Written problem: Output every record below exactly as it appears.

Stored items:

* * *

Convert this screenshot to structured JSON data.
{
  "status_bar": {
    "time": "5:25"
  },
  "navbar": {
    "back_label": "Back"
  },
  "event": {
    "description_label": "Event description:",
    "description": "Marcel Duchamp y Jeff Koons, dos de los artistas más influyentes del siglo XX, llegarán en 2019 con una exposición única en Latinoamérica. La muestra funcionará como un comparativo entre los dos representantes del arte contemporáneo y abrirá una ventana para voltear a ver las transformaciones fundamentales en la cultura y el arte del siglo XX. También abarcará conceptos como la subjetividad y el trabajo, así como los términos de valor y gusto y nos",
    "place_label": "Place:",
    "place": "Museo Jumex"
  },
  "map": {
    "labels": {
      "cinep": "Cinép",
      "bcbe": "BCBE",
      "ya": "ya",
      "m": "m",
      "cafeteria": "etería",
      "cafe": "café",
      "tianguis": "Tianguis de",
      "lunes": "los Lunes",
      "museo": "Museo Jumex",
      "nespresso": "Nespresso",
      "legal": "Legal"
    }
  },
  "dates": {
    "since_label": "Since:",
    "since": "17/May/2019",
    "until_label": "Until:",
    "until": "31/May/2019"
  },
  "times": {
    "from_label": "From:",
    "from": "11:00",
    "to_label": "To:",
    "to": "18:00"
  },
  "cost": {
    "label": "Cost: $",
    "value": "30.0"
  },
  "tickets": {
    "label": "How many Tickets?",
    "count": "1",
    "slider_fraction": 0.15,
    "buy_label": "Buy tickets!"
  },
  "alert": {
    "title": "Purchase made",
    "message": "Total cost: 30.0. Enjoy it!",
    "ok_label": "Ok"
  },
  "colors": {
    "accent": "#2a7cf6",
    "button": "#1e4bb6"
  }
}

* * *

Task response:
Convert this screenshot to structured JSON data.
{
  "status_bar": {
    "time": "5:25"
  },
  "navbar": {
    "back_label": "Back"
  },
  "event": {
    "description_label": "Event description:",
    "description": "Marcel Duchamp y Jeff Koons, dos de los artistas más influyentes del siglo XX, llegarán en 2019 con una exposición única en Latinoamérica. La muestra funcionará como un comparativo entre los dos representantes del arte contemporáneo y abrirá una ventana para voltear a ver las transformaciones fundamentales en la cultura y el arte del siglo XX. También abarcará conceptos como la subjetividad y el trabajo, así como los términos de valor y gusto y nos",
    "place_label": "Place:",
    "place": "Museo Jumex"
  },
  "map": {
    "labels": {
      "cinep": "Cinép",
      "bcbe": "BCBE",
      "ya": "ya",
      "m": "m",
      "cafeteria": "etería",
      "cafe": "café",
      "tianguis": "Tianguis de",
      "lunes": "los Lunes",
      "museo": "Museo Jumex",
      "nespresso": "Nespresso",
      "legal": "Legal"
    }
  },
  "dates": {
    "since_label": "Since:",
    "since": "17/May/2019",
    "until_label": "Until:",
    "until": "31/May/2019"
  },
  "times": {
    "from_label": "From:",
    "from": "11:00",
    "to_label": "To:",
    "to": "18:00"
  },
  "cost": {
    "label": "Cost: $",
    "value": "30.0"
  },
  "tickets": {
    "label": "How many Tickets?",
    "count": "1",
    "slider_fraction": 0.15,
    "buy_label": "Buy tickets!"
  },
  "alert": {
    "title": "Purchase made",
    "message": "Total cost: 30.0. Enjoy it!",
    "ok_label": "Ok"
  },
  "colors": {
    "accent": "#2a7cf6",
    "button": "#1e4bb6"
  }
}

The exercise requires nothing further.